**Task to carry out:** Repeat what the lines below say, word for word, and skip every image.

**Task inputs:**

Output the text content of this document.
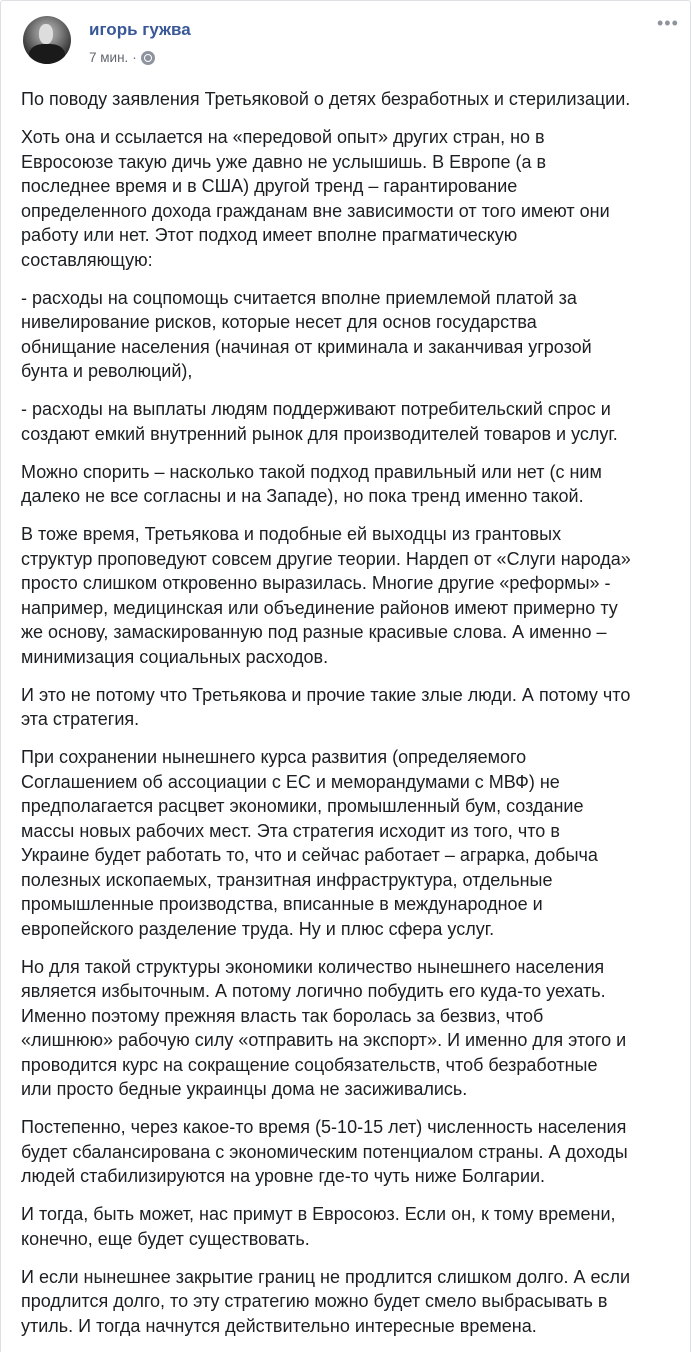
игорь гужва
7 мин. ·
•••
По поводу заявления Третьяковой о детях безработных и стерилизации.
Хоть она и ссылается на «передовой опыт» других стран, но в
Евросоюзе такую дичь уже давно не услышишь. В Европе (а в
последнее время и в США) другой тренд – гарантирование
определенного дохода гражданам вне зависимости от того имеют они
работу или нет. Этот подход имеет вполне прагматическую
составляющую:
- расходы на соцпомощь считается вполне приемлемой платой за
нивелирование рисков, которые несет для основ государства
обнищание населения (начиная от криминала и заканчивая угрозой
бунта и революций),
- расходы на выплаты людям поддерживают потребительский спрос и
создают емкий внутренний рынок для производителей товаров и услуг.
Можно спорить – насколько такой подход правильный или нет (с ним
далеко не все согласны и на Западе), но пока тренд именно такой.
В тоже время, Третьякова и подобные ей выходцы из грантовых
структур проповедуют совсем другие теории. Нардеп от «Слуги народа»
просто слишком откровенно выразилась. Многие другие «реформы» -
например, медицинская или объединение районов имеют примерно ту
же основу, замаскированную под разные красивые слова. А именно –
минимизация социальных расходов.
И это не потому что Третьякова и прочие такие злые люди. А потому что
эта стратегия.
При сохранении нынешнего курса развития (определяемого
Соглашением об ассоциации с ЕС и меморандумами с МВФ) не
предполагается расцвет экономики, промышленный бум, создание
массы новых рабочих мест. Эта стратегия исходит из того, что в
Украине будет работать то, что и сейчас работает – аграрка, добыча
полезных ископаемых, транзитная инфраструктура, отдельные
промышленные производства, вписанные в международное и
европейского разделение труда. Ну и плюс сфера услуг.
Но для такой структуры экономики количество нынешнего населения
является избыточным. А потому логично побудить его куда-то уехать.
Именно поэтому прежняя власть так боролась за безвиз, чтоб
«лишнюю» рабочую силу «отправить на экспорт». И именно для этого и
проводится курс на сокращение соцобязательств, чтоб безработные
или просто бедные украинцы дома не засиживались.
Постепенно, через какое-то время (5-10-15 лет) численность населения
будет сбалансирована с экономическим потенциалом страны. А доходы
людей стабилизируются на уровне где-то чуть ниже Болгарии.
И тогда, быть может, нас примут в Евросоюз. Если он, к тому времени,
конечно, еще будет существовать.
И если нынешнее закрытие границ не продлится слишком долго. А если
продлится долго, то эту стратегию можно будет смело выбрасывать в
утиль. И тогда начнутся действительно интересные времена.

**Answer to this problem:**
Output the text content of this document.
игорь гужва
7 мин. ·
•••
По поводу заявления Третьяковой о детях безработных и стерилизации.
Хоть она и ссылается на «передовой опыт» других стран, но в
Евросоюзе такую дичь уже давно не услышишь. В Европе (а в
последнее время и в США) другой тренд – гарантирование
определенного дохода гражданам вне зависимости от того имеют они
работу или нет. Этот подход имеет вполне прагматическую
составляющую:
- расходы на соцпомощь считается вполне приемлемой платой за
нивелирование рисков, которые несет для основ государства
обнищание населения (начиная от криминала и заканчивая угрозой
бунта и революций),
- расходы на выплаты людям поддерживают потребительский спрос и
создают емкий внутренний рынок для производителей товаров и услуг.
Можно спорить – насколько такой подход правильный или нет (с ним
далеко не все согласны и на Западе), но пока тренд именно такой.
В тоже время, Третьякова и подобные ей выходцы из грантовых
структур проповедуют совсем другие теории. Нардеп от «Слуги народа»
просто слишком откровенно выразилась. Многие другие «реформы» -
например, медицинская или объединение районов имеют примерно ту
же основу, замаскированную под разные красивые слова. А именно –
минимизация социальных расходов.
И это не потому что Третьякова и прочие такие злые люди. А потому что
эта стратегия.
При сохранении нынешнего курса развития (определяемого
Соглашением об ассоциации с ЕС и меморандумами с МВФ) не
предполагается расцвет экономики, промышленный бум, создание
массы новых рабочих мест. Эта стратегия исходит из того, что в
Украине будет работать то, что и сейчас работает – аграрка, добыча
полезных ископаемых, транзитная инфраструктура, отдельные
промышленные производства, вписанные в международное и
европейского разделение труда. Ну и плюс сфера услуг.
Но для такой структуры экономики количество нынешнего населения
является избыточным. А потому логично побудить его куда-то уехать.
Именно поэтому прежняя власть так боролась за безвиз, чтоб
«лишнюю» рабочую силу «отправить на экспорт». И именно для этого и
проводится курс на сокращение соцобязательств, чтоб безработные
или просто бедные украинцы дома не засиживались.
Постепенно, через какое-то время (5-10-15 лет) численность населения
будет сбалансирована с экономическим потенциалом страны. А доходы
людей стабилизируются на уровне где-то чуть ниже Болгарии.
И тогда, быть может, нас примут в Евросоюз. Если он, к тому времени,
конечно, еще будет существовать.
И если нынешнее закрытие границ не продлится слишком долго. А если
продлится долго, то эту стратегию можно будет смело выбрасывать в
утиль. И тогда начнутся действительно интересные времена.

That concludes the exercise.